Stated problem >> Every record here should be printed again exactly.

Entries supplied >>

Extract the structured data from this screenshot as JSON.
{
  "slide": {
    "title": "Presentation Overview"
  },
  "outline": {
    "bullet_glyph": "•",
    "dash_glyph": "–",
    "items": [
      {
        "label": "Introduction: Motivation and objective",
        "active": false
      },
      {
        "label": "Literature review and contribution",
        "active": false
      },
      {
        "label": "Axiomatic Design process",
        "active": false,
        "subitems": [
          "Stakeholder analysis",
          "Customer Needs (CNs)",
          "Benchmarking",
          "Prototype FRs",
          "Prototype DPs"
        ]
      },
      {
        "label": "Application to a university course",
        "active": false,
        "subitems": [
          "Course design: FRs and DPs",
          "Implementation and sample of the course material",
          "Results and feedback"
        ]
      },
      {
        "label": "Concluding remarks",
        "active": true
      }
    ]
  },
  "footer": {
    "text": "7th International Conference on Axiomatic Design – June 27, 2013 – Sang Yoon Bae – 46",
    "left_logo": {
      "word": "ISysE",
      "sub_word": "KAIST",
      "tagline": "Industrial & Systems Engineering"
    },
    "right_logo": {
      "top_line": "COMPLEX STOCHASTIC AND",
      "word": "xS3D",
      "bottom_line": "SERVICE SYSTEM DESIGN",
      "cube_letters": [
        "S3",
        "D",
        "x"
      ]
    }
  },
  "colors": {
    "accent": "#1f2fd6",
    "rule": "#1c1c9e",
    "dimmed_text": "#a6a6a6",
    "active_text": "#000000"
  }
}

Reply to the task >>
Extract the structured data from this screenshot as JSON.
{
  "slide": {
    "title": "Presentation Overview"
  },
  "outline": {
    "bullet_glyph": "•",
    "dash_glyph": "–",
    "items": [
      {
        "label": "Introduction: Motivation and objective",
        "active": false
      },
      {
        "label": "Literature review and contribution",
        "active": false
      },
      {
        "label": "Axiomatic Design process",
        "active": false,
        "subitems": [
          "Stakeholder analysis",
          "Customer Needs (CNs)",
          "Benchmarking",
          "Prototype FRs",
          "Prototype DPs"
        ]
      },
      {
        "label": "Application to a university course",
        "active": false,
        "subitems": [
          "Course design: FRs and DPs",
          "Implementation and sample of the course material",
          "Results and feedback"
        ]
      },
      {
        "label": "Concluding remarks",
        "active": true
      }
    ]
  },
  "footer": {
    "text": "7th International Conference on Axiomatic Design – June 27, 2013 – Sang Yoon Bae – 46",
    "left_logo": {
      "word": "ISysE",
      "sub_word": "KAIST",
      "tagline": "Industrial & Systems Engineering"
    },
    "right_logo": {
      "top_line": "COMPLEX STOCHASTIC AND",
      "word": "xS3D",
      "bottom_line": "SERVICE SYSTEM DESIGN",
      "cube_letters": [
        "S3",
        "D",
        "x"
      ]
    }
  },
  "colors": {
    "accent": "#1f2fd6",
    "rule": "#1c1c9e",
    "dimmed_text": "#a6a6a6",
    "active_text": "#000000"
  }
}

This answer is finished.